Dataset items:
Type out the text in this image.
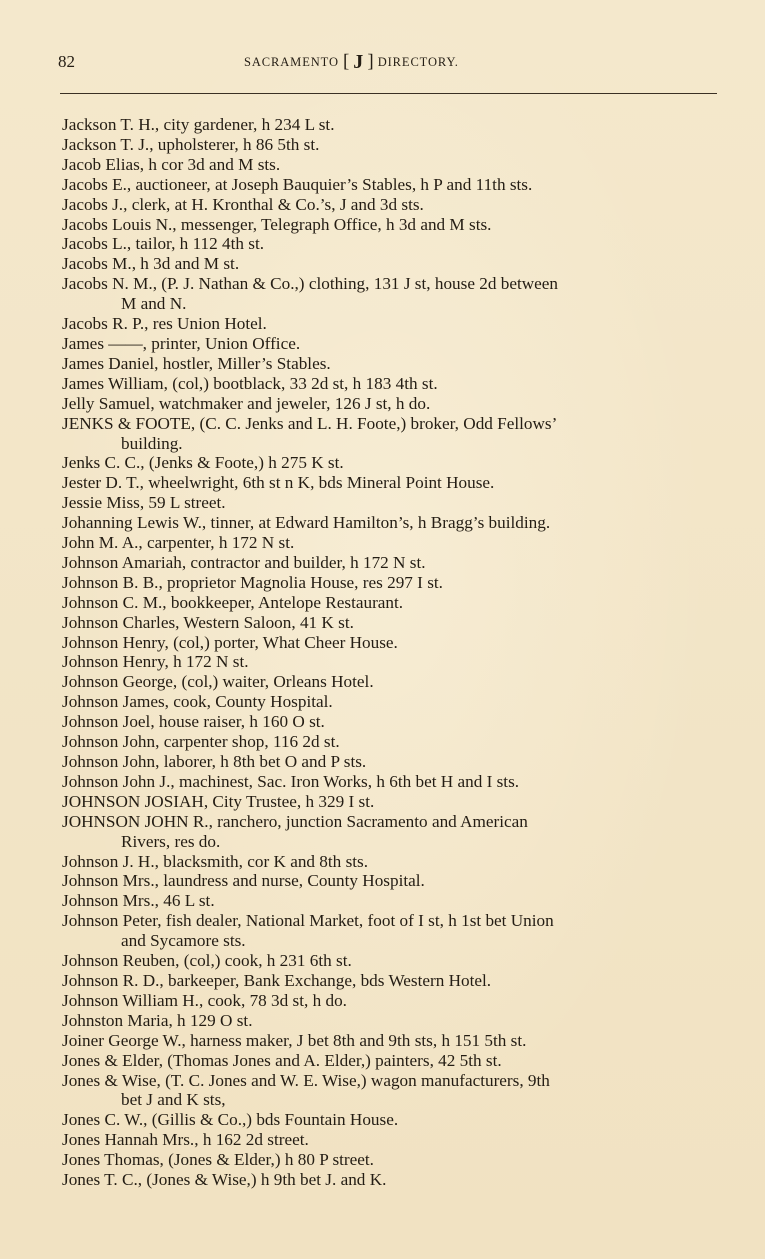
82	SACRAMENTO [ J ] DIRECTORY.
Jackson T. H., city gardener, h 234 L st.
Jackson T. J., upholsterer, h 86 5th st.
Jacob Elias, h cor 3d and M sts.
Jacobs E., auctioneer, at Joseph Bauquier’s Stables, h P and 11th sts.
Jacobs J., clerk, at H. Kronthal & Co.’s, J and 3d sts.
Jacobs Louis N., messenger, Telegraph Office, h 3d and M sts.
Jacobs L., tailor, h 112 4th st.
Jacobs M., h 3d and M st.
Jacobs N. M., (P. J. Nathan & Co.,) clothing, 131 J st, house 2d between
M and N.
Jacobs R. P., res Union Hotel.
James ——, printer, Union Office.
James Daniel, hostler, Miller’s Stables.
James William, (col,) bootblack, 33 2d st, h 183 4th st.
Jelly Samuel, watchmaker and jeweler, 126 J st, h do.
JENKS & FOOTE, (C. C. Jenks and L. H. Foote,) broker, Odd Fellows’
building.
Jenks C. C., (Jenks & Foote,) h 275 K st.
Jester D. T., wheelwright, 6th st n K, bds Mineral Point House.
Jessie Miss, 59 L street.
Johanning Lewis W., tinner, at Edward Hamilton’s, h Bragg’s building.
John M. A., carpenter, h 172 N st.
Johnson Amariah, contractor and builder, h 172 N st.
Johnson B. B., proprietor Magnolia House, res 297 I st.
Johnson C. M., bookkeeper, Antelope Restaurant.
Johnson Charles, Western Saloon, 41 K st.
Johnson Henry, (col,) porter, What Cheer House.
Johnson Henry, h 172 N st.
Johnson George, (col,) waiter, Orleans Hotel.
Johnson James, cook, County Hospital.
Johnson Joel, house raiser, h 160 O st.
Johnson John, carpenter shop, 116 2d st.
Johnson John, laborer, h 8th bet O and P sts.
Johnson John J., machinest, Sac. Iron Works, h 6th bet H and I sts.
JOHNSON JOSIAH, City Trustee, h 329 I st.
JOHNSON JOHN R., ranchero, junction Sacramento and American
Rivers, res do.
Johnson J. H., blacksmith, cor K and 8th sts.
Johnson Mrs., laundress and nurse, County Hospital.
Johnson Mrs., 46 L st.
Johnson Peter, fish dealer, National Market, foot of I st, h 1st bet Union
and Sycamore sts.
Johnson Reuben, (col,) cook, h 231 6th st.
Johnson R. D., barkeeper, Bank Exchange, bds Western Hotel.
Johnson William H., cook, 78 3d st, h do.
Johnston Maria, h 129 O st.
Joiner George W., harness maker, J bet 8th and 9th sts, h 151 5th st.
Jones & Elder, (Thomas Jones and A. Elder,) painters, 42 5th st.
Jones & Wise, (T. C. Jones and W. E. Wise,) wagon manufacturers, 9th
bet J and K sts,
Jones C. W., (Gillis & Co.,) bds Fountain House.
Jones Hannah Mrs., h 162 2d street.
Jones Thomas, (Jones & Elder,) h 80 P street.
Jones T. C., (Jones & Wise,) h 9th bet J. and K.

* _Problem to solve_: State only the number of lines in these entries that contain "Jones".

* _Full output_: 6